» THE REQUEST:
Copy out all lines where "смертїю" appears.

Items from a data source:
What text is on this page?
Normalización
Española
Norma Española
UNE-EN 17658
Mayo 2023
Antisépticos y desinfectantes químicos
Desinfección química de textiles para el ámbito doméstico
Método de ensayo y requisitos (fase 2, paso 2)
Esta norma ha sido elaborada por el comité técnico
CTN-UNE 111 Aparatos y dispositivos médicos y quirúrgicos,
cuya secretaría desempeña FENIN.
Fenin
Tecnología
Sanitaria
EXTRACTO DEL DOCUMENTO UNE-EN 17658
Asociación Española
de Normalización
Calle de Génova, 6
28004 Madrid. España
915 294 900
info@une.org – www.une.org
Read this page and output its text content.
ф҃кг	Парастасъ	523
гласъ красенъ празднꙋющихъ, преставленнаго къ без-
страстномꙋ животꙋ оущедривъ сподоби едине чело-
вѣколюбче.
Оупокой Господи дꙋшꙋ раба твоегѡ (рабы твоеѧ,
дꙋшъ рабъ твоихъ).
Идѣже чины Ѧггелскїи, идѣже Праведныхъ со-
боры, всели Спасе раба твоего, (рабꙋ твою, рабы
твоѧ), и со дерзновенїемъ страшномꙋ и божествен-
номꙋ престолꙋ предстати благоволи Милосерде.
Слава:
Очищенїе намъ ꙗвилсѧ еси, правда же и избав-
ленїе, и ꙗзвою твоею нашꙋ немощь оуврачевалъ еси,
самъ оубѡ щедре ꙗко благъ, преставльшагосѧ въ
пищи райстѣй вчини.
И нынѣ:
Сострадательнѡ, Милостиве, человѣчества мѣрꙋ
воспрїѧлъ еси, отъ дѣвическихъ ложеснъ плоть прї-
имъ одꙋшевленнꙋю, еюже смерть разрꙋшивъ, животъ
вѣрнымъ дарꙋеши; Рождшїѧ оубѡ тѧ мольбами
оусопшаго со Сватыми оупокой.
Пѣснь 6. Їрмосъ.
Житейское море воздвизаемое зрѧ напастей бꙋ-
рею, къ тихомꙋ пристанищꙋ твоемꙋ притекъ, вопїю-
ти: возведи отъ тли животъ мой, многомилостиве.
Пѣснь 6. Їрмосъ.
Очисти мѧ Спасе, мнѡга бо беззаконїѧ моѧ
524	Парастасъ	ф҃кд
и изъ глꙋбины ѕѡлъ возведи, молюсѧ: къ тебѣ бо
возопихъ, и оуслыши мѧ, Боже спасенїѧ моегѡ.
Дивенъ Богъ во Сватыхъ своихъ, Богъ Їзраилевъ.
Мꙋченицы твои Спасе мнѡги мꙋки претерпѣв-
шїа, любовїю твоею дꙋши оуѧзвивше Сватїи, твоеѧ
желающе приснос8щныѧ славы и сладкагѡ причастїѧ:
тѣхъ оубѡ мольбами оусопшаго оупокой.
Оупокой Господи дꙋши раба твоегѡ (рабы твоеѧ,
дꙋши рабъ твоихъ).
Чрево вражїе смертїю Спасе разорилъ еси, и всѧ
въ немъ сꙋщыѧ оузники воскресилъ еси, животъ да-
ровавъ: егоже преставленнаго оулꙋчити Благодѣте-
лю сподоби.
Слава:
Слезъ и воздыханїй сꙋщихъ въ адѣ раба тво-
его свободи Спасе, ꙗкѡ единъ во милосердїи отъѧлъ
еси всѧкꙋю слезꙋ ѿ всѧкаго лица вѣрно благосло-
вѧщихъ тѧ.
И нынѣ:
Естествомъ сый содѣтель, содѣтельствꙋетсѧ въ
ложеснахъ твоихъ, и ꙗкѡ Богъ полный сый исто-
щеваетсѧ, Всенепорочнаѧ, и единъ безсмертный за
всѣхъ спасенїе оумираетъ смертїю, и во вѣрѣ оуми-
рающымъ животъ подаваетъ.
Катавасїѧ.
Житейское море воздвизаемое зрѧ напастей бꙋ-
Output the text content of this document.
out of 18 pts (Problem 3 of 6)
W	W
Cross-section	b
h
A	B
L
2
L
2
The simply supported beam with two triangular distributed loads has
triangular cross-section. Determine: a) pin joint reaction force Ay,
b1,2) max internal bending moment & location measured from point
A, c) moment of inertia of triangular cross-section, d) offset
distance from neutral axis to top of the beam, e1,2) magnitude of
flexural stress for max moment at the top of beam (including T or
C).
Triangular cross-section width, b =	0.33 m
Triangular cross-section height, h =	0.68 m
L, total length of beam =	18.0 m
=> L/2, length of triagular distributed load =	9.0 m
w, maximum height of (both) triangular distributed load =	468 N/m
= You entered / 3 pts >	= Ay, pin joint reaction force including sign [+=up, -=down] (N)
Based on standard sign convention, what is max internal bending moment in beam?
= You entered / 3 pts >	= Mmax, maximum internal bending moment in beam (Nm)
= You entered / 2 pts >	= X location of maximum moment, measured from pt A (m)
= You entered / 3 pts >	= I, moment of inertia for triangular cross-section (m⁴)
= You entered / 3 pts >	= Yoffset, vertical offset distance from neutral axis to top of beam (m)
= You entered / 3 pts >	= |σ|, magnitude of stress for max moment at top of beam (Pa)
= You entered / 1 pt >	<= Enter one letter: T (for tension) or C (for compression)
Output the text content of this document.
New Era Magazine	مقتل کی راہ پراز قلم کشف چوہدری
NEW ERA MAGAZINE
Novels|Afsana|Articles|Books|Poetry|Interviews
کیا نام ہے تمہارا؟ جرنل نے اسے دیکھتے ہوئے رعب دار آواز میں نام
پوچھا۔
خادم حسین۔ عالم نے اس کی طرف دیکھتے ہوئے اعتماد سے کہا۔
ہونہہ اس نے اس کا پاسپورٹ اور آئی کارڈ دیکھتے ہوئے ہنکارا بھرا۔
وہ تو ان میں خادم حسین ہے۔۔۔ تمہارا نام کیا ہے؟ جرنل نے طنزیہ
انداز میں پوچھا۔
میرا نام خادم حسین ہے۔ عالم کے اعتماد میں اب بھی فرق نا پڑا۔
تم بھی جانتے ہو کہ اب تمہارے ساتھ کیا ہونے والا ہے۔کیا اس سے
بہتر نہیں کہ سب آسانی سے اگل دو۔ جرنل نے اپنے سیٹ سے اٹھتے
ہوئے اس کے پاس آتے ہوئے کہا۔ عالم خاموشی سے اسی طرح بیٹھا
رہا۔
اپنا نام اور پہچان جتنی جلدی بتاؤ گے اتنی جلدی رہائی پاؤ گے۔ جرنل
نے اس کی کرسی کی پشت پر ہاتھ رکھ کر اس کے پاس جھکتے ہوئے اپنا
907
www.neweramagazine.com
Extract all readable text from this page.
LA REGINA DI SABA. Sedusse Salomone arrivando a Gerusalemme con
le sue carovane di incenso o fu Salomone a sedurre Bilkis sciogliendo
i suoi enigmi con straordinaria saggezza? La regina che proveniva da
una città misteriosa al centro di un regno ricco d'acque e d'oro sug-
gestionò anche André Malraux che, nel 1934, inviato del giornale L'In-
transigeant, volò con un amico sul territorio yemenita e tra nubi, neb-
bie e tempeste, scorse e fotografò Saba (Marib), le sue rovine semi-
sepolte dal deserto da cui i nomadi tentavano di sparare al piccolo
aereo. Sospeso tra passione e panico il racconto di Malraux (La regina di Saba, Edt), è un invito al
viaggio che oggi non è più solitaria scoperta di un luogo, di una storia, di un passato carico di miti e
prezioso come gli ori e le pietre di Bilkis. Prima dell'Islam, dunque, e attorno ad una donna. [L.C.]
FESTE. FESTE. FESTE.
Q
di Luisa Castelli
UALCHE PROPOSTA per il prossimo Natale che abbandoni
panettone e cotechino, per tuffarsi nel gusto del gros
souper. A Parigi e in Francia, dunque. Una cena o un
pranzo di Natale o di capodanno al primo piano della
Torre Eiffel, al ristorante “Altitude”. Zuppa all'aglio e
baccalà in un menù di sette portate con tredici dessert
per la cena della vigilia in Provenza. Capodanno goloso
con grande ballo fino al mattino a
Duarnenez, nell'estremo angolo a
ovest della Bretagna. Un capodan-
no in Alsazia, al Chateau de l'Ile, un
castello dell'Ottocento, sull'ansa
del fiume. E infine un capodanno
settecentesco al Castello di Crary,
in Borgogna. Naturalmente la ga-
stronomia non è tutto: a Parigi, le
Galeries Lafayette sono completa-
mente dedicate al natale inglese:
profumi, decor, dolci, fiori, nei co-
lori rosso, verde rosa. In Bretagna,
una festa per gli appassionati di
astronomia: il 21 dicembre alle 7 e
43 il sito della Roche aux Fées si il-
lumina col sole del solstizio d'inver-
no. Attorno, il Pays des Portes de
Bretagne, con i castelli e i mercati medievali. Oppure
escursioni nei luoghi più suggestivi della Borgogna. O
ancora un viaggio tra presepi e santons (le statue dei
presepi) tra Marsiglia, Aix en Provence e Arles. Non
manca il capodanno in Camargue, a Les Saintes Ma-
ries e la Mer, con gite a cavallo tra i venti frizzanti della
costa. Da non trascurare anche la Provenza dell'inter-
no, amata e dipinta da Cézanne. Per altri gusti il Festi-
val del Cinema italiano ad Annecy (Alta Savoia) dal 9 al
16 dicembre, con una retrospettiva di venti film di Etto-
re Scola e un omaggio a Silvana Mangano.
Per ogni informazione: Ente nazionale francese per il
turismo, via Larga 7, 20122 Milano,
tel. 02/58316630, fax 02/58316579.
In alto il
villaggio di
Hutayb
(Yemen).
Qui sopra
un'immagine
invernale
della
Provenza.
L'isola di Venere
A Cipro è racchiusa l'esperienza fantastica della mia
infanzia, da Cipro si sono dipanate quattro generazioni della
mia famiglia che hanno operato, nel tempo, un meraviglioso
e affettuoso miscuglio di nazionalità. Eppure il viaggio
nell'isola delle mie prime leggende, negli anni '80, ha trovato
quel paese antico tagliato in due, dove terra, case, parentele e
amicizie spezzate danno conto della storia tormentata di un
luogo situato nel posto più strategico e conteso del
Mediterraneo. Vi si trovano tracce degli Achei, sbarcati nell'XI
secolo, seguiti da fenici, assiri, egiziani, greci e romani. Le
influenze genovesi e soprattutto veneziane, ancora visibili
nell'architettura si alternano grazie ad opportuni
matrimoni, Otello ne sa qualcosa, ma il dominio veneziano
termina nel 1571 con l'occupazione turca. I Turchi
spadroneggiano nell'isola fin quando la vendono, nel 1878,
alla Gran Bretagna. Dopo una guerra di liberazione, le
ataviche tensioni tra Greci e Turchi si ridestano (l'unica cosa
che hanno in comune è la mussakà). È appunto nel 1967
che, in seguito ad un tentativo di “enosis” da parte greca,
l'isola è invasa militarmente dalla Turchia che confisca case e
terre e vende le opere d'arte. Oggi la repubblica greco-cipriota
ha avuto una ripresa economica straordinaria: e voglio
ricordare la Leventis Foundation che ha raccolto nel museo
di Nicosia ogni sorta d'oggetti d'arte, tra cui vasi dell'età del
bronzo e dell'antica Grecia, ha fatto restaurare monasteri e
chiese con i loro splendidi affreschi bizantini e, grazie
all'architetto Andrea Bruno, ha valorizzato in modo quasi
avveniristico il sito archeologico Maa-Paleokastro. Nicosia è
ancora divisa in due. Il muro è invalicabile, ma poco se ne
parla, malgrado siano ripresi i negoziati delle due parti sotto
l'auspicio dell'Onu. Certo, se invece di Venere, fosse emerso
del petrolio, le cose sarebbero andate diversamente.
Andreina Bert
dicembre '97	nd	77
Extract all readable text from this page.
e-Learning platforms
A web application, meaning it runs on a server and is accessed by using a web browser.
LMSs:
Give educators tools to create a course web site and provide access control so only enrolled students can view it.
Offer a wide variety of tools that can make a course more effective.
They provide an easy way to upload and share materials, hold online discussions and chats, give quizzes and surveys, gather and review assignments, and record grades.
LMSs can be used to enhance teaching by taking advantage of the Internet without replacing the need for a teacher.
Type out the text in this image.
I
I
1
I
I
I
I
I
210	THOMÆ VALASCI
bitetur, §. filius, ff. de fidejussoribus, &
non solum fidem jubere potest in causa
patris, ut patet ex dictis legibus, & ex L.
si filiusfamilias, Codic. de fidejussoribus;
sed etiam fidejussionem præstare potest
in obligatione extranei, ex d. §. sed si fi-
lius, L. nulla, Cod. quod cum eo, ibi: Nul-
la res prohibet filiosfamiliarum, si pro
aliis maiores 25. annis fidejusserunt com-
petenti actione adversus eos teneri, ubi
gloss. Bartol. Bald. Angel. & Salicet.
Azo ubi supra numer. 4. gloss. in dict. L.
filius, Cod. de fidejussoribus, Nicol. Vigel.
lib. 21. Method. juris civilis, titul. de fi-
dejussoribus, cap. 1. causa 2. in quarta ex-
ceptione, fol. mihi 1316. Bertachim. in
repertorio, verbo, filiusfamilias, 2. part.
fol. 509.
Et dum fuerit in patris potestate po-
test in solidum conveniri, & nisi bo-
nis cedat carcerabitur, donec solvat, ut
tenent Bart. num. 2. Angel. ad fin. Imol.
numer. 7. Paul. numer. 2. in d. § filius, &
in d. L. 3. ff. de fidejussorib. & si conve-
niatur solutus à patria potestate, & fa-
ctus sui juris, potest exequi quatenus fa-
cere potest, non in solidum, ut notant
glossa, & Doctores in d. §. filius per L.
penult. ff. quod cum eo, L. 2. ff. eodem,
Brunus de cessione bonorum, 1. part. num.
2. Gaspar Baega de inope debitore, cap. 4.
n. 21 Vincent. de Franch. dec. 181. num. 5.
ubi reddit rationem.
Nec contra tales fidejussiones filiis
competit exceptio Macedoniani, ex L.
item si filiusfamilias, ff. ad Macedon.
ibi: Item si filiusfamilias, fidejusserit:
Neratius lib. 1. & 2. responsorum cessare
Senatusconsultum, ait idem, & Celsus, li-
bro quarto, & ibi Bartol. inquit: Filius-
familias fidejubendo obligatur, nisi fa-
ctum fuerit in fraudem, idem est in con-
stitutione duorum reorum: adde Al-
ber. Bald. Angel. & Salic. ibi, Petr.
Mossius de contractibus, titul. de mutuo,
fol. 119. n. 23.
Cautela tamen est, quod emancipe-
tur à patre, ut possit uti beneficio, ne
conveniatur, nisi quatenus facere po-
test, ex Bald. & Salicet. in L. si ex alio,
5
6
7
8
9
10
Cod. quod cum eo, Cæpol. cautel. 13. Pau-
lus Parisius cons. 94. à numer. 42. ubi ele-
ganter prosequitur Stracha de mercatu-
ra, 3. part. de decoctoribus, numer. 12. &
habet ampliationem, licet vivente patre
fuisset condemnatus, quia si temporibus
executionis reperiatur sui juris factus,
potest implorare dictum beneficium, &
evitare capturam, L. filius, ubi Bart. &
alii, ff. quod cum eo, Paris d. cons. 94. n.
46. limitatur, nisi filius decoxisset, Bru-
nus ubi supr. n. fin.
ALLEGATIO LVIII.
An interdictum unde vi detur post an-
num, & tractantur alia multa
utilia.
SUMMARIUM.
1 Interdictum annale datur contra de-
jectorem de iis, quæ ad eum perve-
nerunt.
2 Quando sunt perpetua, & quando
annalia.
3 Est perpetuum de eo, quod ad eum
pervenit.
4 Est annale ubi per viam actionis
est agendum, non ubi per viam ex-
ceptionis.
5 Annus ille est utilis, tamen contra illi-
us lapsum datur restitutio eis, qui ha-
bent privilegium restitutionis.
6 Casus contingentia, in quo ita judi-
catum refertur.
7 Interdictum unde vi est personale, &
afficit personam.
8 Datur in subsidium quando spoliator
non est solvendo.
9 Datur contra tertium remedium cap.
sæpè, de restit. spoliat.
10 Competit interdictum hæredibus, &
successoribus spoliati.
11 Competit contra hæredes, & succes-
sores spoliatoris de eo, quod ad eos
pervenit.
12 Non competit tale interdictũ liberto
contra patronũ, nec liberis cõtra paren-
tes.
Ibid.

» SOLUTION FOR THIS EXERCISE:
Чрево вражїе смертїю Спасе разорилъ еси, и всѧ
всѣхъ спасенїе оумираетъ смертїю, и во вѣрѣ оуми-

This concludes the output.